■ Your objective: List each line in which the string "Address" appears.

(Data listing)
----------

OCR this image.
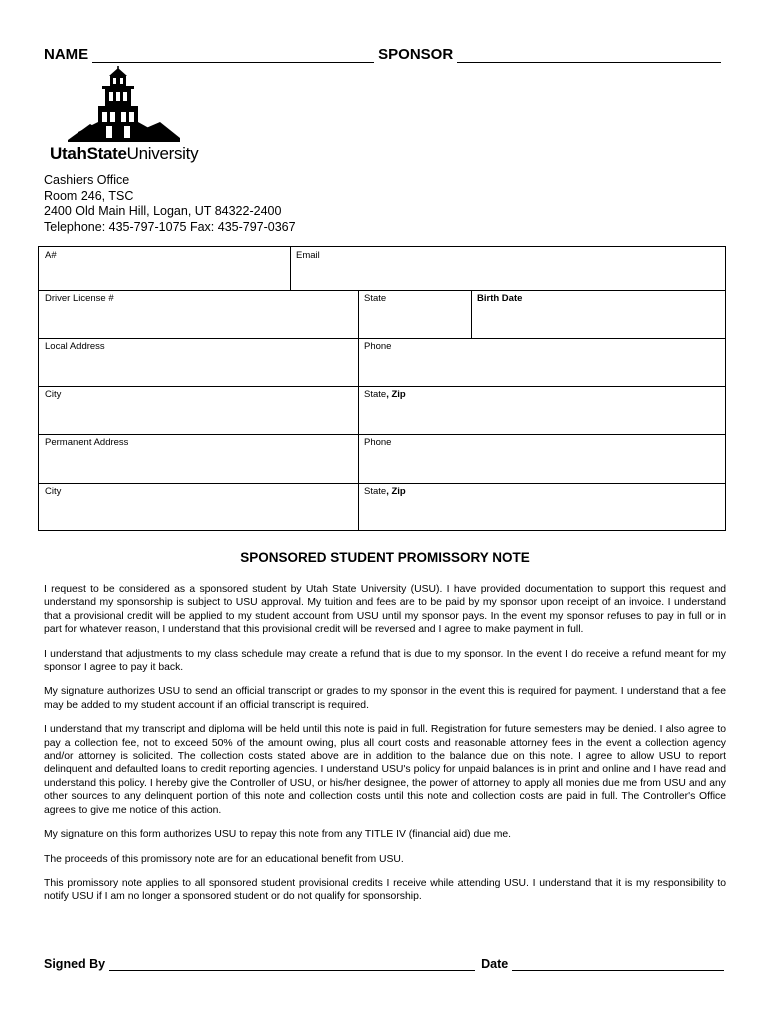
NAME	SPONSOR
UtahStateUniversity
Cashiers Office
Room 246, TSC
2400 Old Main Hill, Logan, UT 84322-2400
Telephone: 435-797-1075 Fax: 435-797-0367
A#	Email
Driver License #	State	Birth Date
Local Address	Phone
City	State, Zip
Permanent Address	Phone
City	State, Zip
SPONSORED STUDENT PROMISSORY NOTE

I request to be considered as a sponsored student by Utah State University (USU). I have provided documentation to support this request and understand my sponsorship is subject to USU approval. My tuition and fees are to be paid by my sponsor upon receipt of an invoice. I understand that a provisional credit will be applied to my student account from USU until my sponsor pays. In the event my sponsor refuses to pay in full or in part for whatever reason, I understand that this provisional credit will be reversed and I agree to make payment in full.

I understand that adjustments to my class schedule may create a refund that is due to my sponsor. In the event I do receive a refund meant for my sponsor I agree to pay it back.

My signature authorizes USU to send an official transcript or grades to my sponsor in the event this is required for payment. I understand that a fee may be added to my student account if an official transcript is required.

I understand that my transcript and diploma will be held until this note is paid in full. Registration for future semesters may be denied. I also agree to pay a collection fee, not to exceed 50% of the amount owing, plus all court costs and reasonable attorney fees in the event a collection agency and/or attorney is solicited. The collection costs stated above are in addition to the balance due on this note. I agree to allow USU to report delinquent and defaulted loans to credit reporting agencies. I understand USU's policy for unpaid balances is in print and online and I have read and understand this policy. I hereby give the Controller of USU, or his/her designee, the power of attorney to apply all monies due me from USU and any other sources to any delinquent portion of this note and collection costs until this note and collection costs are paid in full. The Controller's Office agrees to give me notice of this action.

My signature on this form authorizes USU to repay this note from any TITLE IV (financial aid) due me.

The proceeds of this promissory note are for an educational benefit from USU.

This promissory note applies to all sponsored student provisional credits I receive while attending USU. I understand that it is my responsibility to notify USU if I am no longer a sponsored student or do not qualify for sponsorship.

Signed By	Date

----------

■ Response:
Local Address	Phone
Permanent Address	Phone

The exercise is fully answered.